#### Job
Reproduce the material from its first line through the line containing "bar-pbp-rbs03 [407, 938, 439, 961]", substituting "px" for "pixels" and leaving everything else as it is.

#### Data lines
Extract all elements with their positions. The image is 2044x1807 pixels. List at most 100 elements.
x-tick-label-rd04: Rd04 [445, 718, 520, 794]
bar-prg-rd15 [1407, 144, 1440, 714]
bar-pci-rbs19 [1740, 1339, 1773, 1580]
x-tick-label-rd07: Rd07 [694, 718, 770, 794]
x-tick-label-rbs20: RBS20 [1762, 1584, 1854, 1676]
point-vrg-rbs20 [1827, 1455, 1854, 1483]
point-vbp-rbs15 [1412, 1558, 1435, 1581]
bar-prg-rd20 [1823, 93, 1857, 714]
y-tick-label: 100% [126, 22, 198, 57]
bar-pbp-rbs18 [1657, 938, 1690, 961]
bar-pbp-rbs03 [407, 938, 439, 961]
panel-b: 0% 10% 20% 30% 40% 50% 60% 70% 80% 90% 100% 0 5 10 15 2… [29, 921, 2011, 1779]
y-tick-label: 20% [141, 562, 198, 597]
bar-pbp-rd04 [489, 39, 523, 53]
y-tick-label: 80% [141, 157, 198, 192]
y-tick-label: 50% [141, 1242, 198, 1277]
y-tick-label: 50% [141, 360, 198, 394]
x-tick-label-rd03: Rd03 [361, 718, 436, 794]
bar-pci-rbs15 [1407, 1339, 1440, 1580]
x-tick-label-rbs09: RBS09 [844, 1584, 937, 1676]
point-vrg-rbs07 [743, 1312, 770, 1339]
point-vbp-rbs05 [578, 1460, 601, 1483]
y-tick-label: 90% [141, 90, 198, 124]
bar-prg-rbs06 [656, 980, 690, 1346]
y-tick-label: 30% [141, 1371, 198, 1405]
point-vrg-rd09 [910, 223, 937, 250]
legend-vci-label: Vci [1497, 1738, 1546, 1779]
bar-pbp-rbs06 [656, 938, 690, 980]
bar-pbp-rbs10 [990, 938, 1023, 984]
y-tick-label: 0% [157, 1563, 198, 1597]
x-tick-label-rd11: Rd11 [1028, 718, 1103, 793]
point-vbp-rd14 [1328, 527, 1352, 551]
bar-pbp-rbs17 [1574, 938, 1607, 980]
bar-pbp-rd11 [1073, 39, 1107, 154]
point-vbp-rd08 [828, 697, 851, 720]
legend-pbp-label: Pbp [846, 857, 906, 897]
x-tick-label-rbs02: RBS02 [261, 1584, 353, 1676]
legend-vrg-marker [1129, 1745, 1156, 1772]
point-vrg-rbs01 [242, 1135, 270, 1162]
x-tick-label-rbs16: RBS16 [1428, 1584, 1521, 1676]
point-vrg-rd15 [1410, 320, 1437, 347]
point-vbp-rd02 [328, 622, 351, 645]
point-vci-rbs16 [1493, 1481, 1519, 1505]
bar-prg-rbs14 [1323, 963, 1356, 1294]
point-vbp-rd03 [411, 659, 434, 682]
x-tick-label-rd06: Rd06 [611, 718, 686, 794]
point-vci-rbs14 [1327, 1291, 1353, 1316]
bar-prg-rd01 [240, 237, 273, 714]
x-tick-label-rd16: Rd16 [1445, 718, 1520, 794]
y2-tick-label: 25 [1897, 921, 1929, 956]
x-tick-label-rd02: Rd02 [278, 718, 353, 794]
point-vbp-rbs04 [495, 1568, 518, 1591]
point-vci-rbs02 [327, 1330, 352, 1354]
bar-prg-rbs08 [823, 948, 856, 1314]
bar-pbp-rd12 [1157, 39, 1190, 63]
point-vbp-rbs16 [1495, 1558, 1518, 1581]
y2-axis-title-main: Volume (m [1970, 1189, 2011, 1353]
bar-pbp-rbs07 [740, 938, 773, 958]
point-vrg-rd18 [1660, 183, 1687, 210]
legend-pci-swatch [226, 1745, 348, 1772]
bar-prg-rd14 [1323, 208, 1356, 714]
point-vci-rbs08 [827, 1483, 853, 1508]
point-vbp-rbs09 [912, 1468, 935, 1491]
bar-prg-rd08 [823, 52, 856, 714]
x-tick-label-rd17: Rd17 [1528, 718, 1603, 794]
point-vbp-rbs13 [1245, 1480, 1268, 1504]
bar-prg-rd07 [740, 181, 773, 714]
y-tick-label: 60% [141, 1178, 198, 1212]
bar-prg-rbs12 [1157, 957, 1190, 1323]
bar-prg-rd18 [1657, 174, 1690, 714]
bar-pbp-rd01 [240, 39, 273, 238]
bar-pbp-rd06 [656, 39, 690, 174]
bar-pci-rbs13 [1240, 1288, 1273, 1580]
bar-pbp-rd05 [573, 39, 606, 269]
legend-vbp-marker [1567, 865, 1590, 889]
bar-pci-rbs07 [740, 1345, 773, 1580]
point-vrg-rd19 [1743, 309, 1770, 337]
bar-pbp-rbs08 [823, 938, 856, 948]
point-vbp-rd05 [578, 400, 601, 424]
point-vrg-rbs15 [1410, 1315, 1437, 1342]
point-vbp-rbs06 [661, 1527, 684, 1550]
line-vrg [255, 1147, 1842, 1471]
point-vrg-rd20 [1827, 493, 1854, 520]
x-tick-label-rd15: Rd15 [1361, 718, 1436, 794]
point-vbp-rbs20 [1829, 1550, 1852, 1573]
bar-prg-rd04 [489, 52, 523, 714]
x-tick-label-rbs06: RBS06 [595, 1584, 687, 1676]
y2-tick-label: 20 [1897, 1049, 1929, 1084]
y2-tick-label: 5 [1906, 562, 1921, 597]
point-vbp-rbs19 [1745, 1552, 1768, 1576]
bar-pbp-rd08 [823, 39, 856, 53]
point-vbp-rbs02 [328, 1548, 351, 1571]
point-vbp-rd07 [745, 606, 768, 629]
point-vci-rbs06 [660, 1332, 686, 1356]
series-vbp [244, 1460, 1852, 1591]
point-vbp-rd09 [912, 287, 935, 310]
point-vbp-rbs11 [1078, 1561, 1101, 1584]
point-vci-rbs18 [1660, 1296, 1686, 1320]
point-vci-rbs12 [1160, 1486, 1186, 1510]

#### Result of this exercise
Extract all elements with their positions. The image is 2044x1807 px. List at most 100 elements.
x-tick-label-rd04: Rd04 [445, 718, 520, 794]
bar-prg-rd15 [1407, 144, 1440, 714]
bar-pci-rbs19 [1740, 1339, 1773, 1580]
x-tick-label-rd07: Rd07 [694, 718, 770, 794]
x-tick-label-rbs20: RBS20 [1762, 1584, 1854, 1676]
point-vrg-rbs20 [1827, 1455, 1854, 1483]
point-vbp-rbs15 [1412, 1558, 1435, 1581]
bar-prg-rd20 [1823, 93, 1857, 714]
y-tick-label: 100% [126, 22, 198, 57]
bar-pbp-rbs18 [1657, 938, 1690, 961]
bar-pbp-rbs03 [407, 938, 439, 961]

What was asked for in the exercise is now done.